- _What you will do_: Your answer should be a single number: the count of lines in the material below that hold "this".

══════════════════════════════

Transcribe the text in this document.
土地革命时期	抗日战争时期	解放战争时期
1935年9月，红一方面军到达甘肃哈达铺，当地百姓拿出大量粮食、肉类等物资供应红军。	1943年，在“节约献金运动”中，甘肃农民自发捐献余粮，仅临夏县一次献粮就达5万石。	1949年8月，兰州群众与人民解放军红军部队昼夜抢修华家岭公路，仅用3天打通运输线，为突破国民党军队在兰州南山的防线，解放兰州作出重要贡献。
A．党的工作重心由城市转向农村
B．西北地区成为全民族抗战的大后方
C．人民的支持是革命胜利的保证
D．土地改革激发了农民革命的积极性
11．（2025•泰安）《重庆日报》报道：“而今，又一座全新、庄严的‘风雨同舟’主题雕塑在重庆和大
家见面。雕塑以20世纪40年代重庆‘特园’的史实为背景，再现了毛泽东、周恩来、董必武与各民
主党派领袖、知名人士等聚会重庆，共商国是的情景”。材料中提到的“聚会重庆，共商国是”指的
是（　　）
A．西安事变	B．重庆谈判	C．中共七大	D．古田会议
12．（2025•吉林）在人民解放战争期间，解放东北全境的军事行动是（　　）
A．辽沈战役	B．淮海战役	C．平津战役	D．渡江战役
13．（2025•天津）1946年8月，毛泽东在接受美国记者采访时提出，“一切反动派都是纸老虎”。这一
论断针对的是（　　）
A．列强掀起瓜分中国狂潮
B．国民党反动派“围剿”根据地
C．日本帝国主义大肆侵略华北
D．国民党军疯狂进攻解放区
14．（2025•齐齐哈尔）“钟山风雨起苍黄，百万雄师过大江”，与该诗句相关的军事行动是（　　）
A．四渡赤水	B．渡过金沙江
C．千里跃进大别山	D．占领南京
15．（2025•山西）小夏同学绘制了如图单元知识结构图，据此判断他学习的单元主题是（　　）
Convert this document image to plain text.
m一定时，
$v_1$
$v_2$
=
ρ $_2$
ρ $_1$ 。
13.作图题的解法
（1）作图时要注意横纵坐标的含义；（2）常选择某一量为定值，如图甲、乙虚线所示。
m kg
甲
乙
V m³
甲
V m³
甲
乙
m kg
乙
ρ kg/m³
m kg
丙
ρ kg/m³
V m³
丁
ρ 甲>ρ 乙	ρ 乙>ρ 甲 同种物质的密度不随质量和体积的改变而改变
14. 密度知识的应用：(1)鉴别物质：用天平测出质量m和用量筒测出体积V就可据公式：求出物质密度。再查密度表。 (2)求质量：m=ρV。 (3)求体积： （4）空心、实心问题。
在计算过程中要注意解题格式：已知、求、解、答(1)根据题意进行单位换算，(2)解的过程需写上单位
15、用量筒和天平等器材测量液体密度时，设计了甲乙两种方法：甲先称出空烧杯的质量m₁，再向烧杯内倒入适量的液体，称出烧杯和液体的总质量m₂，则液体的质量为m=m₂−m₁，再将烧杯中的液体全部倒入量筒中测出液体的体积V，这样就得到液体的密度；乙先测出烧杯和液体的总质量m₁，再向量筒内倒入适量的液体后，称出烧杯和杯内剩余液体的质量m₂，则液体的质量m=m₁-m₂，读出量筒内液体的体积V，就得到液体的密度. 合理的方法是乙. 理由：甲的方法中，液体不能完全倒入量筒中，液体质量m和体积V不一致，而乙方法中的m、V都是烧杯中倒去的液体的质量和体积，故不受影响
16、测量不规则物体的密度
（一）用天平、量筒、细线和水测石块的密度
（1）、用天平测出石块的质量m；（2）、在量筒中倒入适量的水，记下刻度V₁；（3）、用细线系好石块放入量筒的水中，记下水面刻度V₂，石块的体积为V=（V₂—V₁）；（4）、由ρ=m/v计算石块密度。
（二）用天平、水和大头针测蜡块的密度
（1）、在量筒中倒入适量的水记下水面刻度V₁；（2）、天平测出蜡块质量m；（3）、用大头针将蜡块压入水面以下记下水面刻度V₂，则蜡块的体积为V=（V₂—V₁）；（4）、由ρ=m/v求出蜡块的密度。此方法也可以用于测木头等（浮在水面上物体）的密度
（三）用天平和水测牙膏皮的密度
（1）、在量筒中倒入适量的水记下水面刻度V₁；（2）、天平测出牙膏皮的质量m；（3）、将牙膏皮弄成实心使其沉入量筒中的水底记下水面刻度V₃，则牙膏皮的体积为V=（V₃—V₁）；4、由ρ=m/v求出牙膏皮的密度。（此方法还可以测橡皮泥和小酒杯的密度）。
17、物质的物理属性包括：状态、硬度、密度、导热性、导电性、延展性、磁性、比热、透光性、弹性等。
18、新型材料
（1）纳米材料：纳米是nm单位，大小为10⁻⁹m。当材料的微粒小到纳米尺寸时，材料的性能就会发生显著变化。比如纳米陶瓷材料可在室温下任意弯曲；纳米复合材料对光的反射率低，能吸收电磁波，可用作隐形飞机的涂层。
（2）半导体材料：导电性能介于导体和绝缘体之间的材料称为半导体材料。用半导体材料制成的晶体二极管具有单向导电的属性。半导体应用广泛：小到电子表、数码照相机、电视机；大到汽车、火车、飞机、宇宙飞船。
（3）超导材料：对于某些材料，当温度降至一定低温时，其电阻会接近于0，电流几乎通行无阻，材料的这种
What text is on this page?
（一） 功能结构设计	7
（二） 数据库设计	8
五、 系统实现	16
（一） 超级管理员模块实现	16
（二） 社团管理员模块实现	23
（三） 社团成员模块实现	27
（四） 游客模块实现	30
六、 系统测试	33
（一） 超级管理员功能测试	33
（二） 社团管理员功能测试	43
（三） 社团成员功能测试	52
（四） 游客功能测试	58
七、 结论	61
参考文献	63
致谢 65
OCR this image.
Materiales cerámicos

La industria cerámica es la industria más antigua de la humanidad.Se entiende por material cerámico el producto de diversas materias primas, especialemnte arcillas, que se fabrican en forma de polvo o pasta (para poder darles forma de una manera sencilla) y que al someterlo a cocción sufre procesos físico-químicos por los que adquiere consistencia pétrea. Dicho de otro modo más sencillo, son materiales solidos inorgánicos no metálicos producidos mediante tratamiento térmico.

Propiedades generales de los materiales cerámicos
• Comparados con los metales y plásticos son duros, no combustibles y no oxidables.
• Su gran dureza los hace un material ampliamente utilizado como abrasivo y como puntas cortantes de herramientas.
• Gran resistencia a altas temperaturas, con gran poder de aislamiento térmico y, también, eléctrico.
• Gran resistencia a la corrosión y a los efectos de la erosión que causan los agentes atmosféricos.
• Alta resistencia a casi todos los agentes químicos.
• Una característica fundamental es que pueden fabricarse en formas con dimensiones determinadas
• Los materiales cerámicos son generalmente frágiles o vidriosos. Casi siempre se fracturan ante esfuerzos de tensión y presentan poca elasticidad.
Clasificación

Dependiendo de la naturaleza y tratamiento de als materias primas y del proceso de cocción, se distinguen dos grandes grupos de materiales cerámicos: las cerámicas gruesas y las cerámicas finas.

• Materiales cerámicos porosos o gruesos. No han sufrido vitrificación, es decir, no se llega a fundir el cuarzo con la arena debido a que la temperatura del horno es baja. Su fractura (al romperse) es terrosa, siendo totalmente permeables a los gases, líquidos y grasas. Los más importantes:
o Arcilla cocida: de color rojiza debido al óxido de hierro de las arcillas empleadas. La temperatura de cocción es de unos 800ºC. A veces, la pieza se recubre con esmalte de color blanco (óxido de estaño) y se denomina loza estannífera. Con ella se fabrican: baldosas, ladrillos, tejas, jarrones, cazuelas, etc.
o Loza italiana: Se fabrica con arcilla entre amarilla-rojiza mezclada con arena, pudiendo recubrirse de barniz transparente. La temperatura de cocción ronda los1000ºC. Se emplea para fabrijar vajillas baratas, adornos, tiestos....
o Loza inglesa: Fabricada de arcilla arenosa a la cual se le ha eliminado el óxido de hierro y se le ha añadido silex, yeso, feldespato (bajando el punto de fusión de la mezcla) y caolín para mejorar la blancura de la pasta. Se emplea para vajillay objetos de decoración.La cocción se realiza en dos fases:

══════════════════════════════

- _Response below_: 4